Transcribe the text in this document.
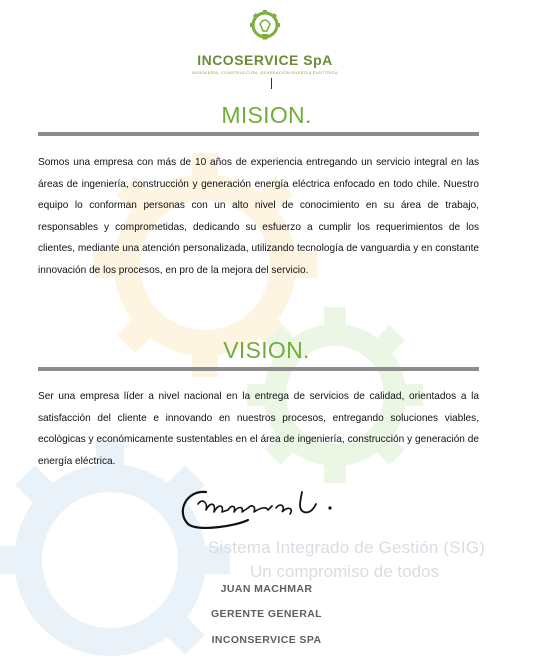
Sistema Integrado de Gestión (SIG)
Un compromiso de todos
INCOSERVICE SpA
INGENIERÍA, CONSTRUCCIÓN, GENERACIÓN ENERGÍA ELÉCTRICA
MISION.
Somos una empresa con más de 10 años de experiencia entregando un servicio integral en las áreas de ingeniería, construcción y generación energía eléctrica enfocado en todo chile. Nuestro equipo lo conforman personas con un alto nivel de conocimiento en su área de trabajo, responsables y comprometidas, dedicando su esfuerzo a cumplir los requerimientos de los clientes, mediante una atención personalizada, utilizando tecnología de vanguardia y en constante innovación de los procesos, en pro de la mejora del servicio.
VISION.
Ser una empresa líder a nivel nacional en la entrega de servicios de calidad, orientados a la satisfacción del cliente e innovando en nuestros procesos, entregando soluciones viables, ecológicas y económicamente sustentables en el área de ingeniería, construcción y generación de energía eléctrica.
JUAN MACHMAR
GERENTE GENERAL
INCONSERVICE SPA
☆ ☆ ☆ ☆
▶ STATED PROBLEM:
Copy every line of the data word for word, omitting the images.

▶ OUTPUT FOR THIS TASK:
Transcribe the text in this document.
Sistema Integrado de Gestión (SIG)
Un compromiso de todos
INCOSERVICE SpA
INGENIERÍA, CONSTRUCCIÓN, GENERACIÓN ENERGÍA ELÉCTRICA
MISION.
Somos una empresa con más de 10 años de experiencia entregando un servicio integral en las áreas de ingeniería, construcción y generación energía eléctrica enfocado en todo chile. Nuestro equipo lo conforman personas con un alto nivel de conocimiento en su área de trabajo, responsables y comprometidas, dedicando su esfuerzo a cumplir los requerimientos de los clientes, mediante una atención personalizada, utilizando tecnología de vanguardia y en constante innovación de los procesos, en pro de la mejora del servicio.
VISION.
Ser una empresa líder a nivel nacional en la entrega de servicios de calidad, orientados a la satisfacción del cliente e innovando en nuestros procesos, entregando soluciones viables, ecológicas y económicamente sustentables en el área de ingeniería, construcción y generación de energía eléctrica.
JUAN MACHMAR
GERENTE GENERAL
INCONSERVICE SPA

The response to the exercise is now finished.